Every entry here needs to be repeated exactly.

** start of INFORMATION GIVEN **

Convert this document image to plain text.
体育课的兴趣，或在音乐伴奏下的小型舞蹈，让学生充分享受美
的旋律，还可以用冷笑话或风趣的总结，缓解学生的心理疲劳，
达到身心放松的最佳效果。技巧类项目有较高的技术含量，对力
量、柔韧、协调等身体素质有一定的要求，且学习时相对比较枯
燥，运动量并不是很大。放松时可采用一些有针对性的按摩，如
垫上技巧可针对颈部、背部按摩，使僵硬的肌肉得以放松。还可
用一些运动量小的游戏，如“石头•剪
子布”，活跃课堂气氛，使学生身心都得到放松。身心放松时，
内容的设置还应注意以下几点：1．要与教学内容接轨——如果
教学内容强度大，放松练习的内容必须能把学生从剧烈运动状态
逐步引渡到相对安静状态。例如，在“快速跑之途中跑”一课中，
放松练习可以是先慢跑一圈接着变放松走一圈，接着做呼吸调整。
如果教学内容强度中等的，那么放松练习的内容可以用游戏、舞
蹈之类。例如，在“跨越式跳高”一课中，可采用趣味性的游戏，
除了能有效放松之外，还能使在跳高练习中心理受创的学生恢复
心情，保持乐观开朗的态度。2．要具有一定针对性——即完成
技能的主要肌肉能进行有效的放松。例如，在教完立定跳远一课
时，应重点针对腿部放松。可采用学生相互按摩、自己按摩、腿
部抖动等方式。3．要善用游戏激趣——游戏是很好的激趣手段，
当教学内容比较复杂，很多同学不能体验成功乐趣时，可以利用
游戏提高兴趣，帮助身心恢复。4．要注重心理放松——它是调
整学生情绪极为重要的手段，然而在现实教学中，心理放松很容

** end of INFORMATION GIVEN **

SOLUTION
Convert this document image to plain text.
体育课的兴趣，或在音乐伴奏下的小型舞蹈，让学生充分享受美
的旋律，还可以用冷笑话或风趣的总结，缓解学生的心理疲劳，
达到身心放松的最佳效果。技巧类项目有较高的技术含量，对力
量、柔韧、协调等身体素质有一定的要求，且学习时相对比较枯
燥，运动量并不是很大。放松时可采用一些有针对性的按摩，如
垫上技巧可针对颈部、背部按摩，使僵硬的肌肉得以放松。还可
用一些运动量小的游戏，如“石头•剪
子布”，活跃课堂气氛，使学生身心都得到放松。身心放松时，
内容的设置还应注意以下几点：1．要与教学内容接轨——如果
教学内容强度大，放松练习的内容必须能把学生从剧烈运动状态
逐步引渡到相对安静状态。例如，在“快速跑之途中跑”一课中，
放松练习可以是先慢跑一圈接着变放松走一圈，接着做呼吸调整。
如果教学内容强度中等的，那么放松练习的内容可以用游戏、舞
蹈之类。例如，在“跨越式跳高”一课中，可采用趣味性的游戏，
除了能有效放松之外，还能使在跳高练习中心理受创的学生恢复
心情，保持乐观开朗的态度。2．要具有一定针对性——即完成
技能的主要肌肉能进行有效的放松。例如，在教完立定跳远一课
时，应重点针对腿部放松。可采用学生相互按摩、自己按摩、腿
部抖动等方式。3．要善用游戏激趣——游戏是很好的激趣手段，
当教学内容比较复杂，很多同学不能体验成功乐趣时，可以利用
游戏提高兴趣，帮助身心恢复。4．要注重心理放松——它是调
整学生情绪极为重要的手段，然而在现实教学中，心理放松很容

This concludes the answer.